- THE TASK
Transcribe the records exactly. Pictures do not belong in the transcription.

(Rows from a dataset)
◆ ◆ ◆ ◆

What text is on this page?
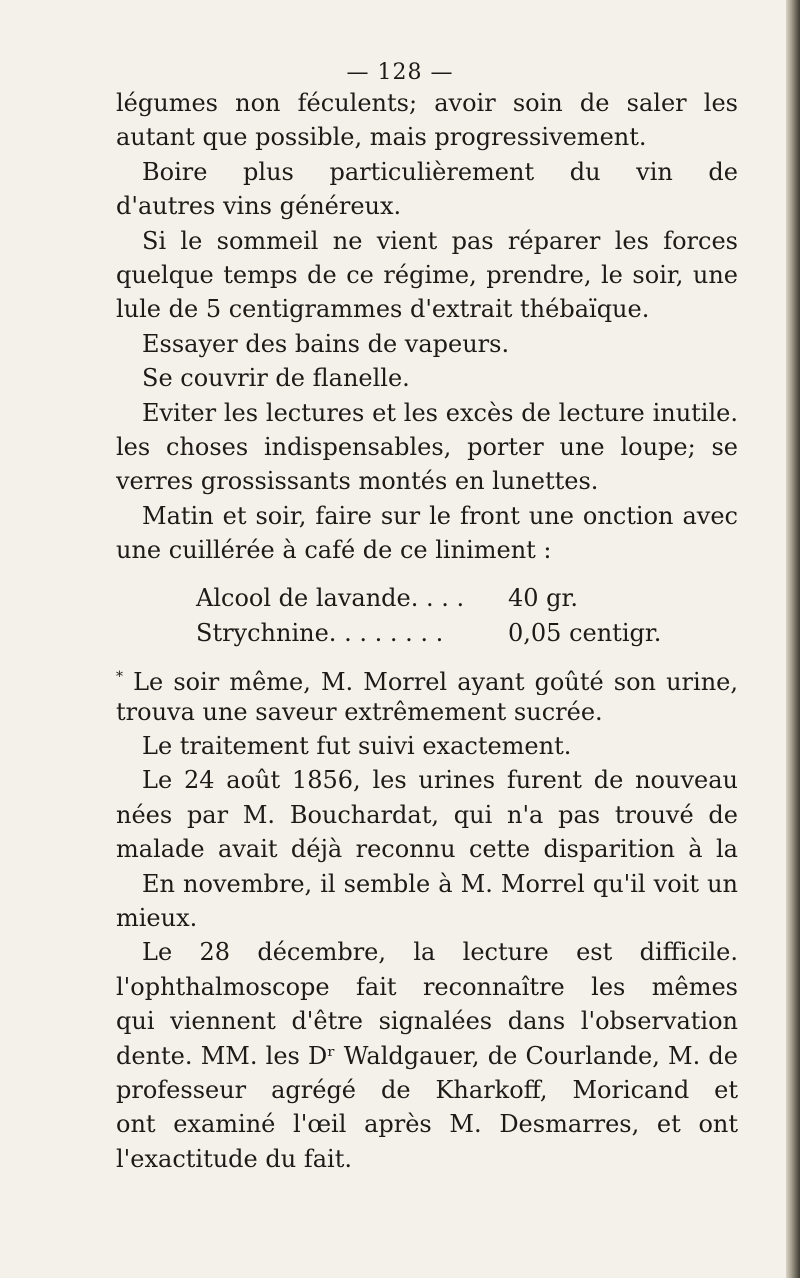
— 128 —
légumes non féculents; avoir soin de saler les
autant que possible, mais progressivement.
Boire plus particulièrement du vin de
d'autres vins généreux.
Si le sommeil ne vient pas réparer les forces
quelque temps de ce régime, prendre, le soir, une
lule de 5 centigrammes d'extrait thébaïque.
Essayer des bains de vapeurs.
Se couvrir de flanelle.
Eviter les lectures et les excès de lecture inutile.
les choses indispensables, porter une loupe; se
verres grossissants montés en lunettes.
Matin et soir, faire sur le front une onction avec
une cuillérée à café de ce liniment :
Alcool de lavande. . . . 40 gr.
Strychnine. . . . . . . .	0,05 centigr.
* Le soir même, M. Morrel ayant goûté son urine,
trouva une saveur extrêmement sucrée.
Le traitement fut suivi exactement.
Le 24 août 1856, les urines furent de nouveau
nées par M. Bouchardat, qui n'a pas trouvé de
malade avait déjà reconnu cette disparition à la
En novembre, il semble à M. Morrel qu'il voit un
mieux.
Le 28 décembre, la lecture est difficile.
l'ophthalmoscope fait reconnaître les mêmes
qui viennent d'être signalées dans l'observation
dente. MM. les Dʳ Waldgauer, de Courlande, M. de
professeur agrégé de Kharkoff, Moricand et
ont examiné l'œil après M. Desmarres, et ont
l'exactitude du fait.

◆ ◆ ◆ ◆

- RESULT FOR THIS TASK
What text is on this page?
— 128 —
légumes non féculents; avoir soin de saler les
autant que possible, mais progressivement.
Boire plus particulièrement du vin de
d'autres vins généreux.
Si le sommeil ne vient pas réparer les forces
quelque temps de ce régime, prendre, le soir, une
lule de 5 centigrammes d'extrait thébaïque.
Essayer des bains de vapeurs.
Se couvrir de flanelle.
Eviter les lectures et les excès de lecture inutile.
les choses indispensables, porter une loupe; se
verres grossissants montés en lunettes.
Matin et soir, faire sur le front une onction avec
une cuillérée à café de ce liniment :
Alcool de lavande. . . . 40 gr.
Strychnine. . . . . . . .	0,05 centigr.
* Le soir même, M. Morrel ayant goûté son urine,
trouva une saveur extrêmement sucrée.
Le traitement fut suivi exactement.
Le 24 août 1856, les urines furent de nouveau
nées par M. Bouchardat, qui n'a pas trouvé de
malade avait déjà reconnu cette disparition à la
En novembre, il semble à M. Morrel qu'il voit un
mieux.
Le 28 décembre, la lecture est difficile.
l'ophthalmoscope fait reconnaître les mêmes
qui viennent d'être signalées dans l'observation
dente. MM. les Dʳ Waldgauer, de Courlande, M. de
professeur agrégé de Kharkoff, Moricand et
ont examiné l'œil après M. Desmarres, et ont
l'exactitude du fait.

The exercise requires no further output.